Exercise details: Skip every image and restate the data word for word.
--- START Task inputs ---
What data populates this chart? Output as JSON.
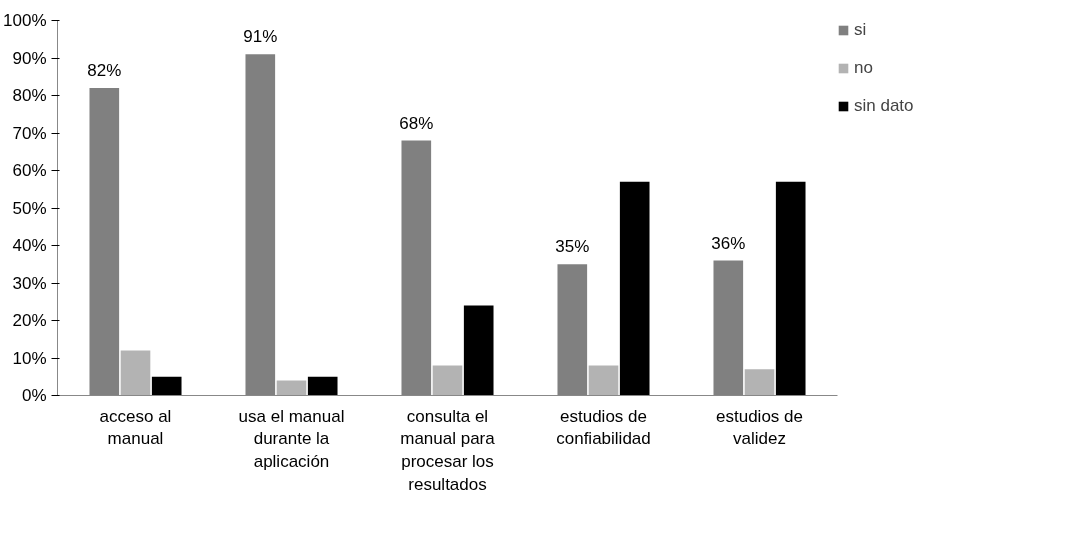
{
  "chart_data": {
    "type": "bar",
    "categories": [
      "acceso al manual",
      "usa el manual durante la aplicación",
      "consulta el manual para procesar los resultados",
      "estudios de confiabilidad",
      "estudios de validez"
    ],
    "series": [
      {
        "name": "si",
        "color": "#808080",
        "values": [
          82,
          91,
          68,
          35,
          36
        ],
        "value_labels": [
          "82%",
          "91%",
          "68%",
          "35%",
          "36%"
        ]
      },
      {
        "name": "no",
        "color": "#b3b3b3",
        "values": [
          12,
          4,
          8,
          8,
          7
        ]
      },
      {
        "name": "sin dato",
        "color": "#000000",
        "values": [
          5,
          5,
          24,
          57,
          57
        ]
      }
    ],
    "ylim": [
      0,
      100
    ],
    "yticks": [
      {
        "value": 0,
        "label": "0%"
      },
      {
        "value": 10,
        "label": "10%"
      },
      {
        "value": 20,
        "label": "20%"
      },
      {
        "value": 30,
        "label": "30%"
      },
      {
        "value": 40,
        "label": "40%"
      },
      {
        "value": 50,
        "label": "50%"
      },
      {
        "value": 60,
        "label": "60%"
      },
      {
        "value": 70,
        "label": "70%"
      },
      {
        "value": 80,
        "label": "80%"
      },
      {
        "value": 90,
        "label": "90%"
      },
      {
        "value": 100,
        "label": "100%"
      }
    ],
    "grid": false,
    "legend": "right"
  }
}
--- END Task inputs ---
Answer for the task:
What data populates this chart? Output as JSON.
{
  "chart_data": {
    "type": "bar",
    "categories": [
      "acceso al manual",
      "usa el manual durante la aplicación",
      "consulta el manual para procesar los resultados",
      "estudios de confiabilidad",
      "estudios de validez"
    ],
    "series": [
      {
        "name": "si",
        "color": "#808080",
        "values": [
          82,
          91,
          68,
          35,
          36
        ],
        "value_labels": [
          "82%",
          "91%",
          "68%",
          "35%",
          "36%"
        ]
      },
      {
        "name": "no",
        "color": "#b3b3b3",
        "values": [
          12,
          4,
          8,
          8,
          7
        ]
      },
      {
        "name": "sin dato",
        "color": "#000000",
        "values": [
          5,
          5,
          24,
          57,
          57
        ]
      }
    ],
    "ylim": [
      0,
      100
    ],
    "yticks": [
      {
        "value": 0,
        "label": "0%"
      },
      {
        "value": 10,
        "label": "10%"
      },
      {
        "value": 20,
        "label": "20%"
      },
      {
        "value": 30,
        "label": "30%"
      },
      {
        "value": 40,
        "label": "40%"
      },
      {
        "value": 50,
        "label": "50%"
      },
      {
        "value": 60,
        "label": "60%"
      },
      {
        "value": 70,
        "label": "70%"
      },
      {
        "value": 80,
        "label": "80%"
      },
      {
        "value": 90,
        "label": "90%"
      },
      {
        "value": 100,
        "label": "100%"
      }
    ],
    "grid": false,
    "legend": "right"
  }
}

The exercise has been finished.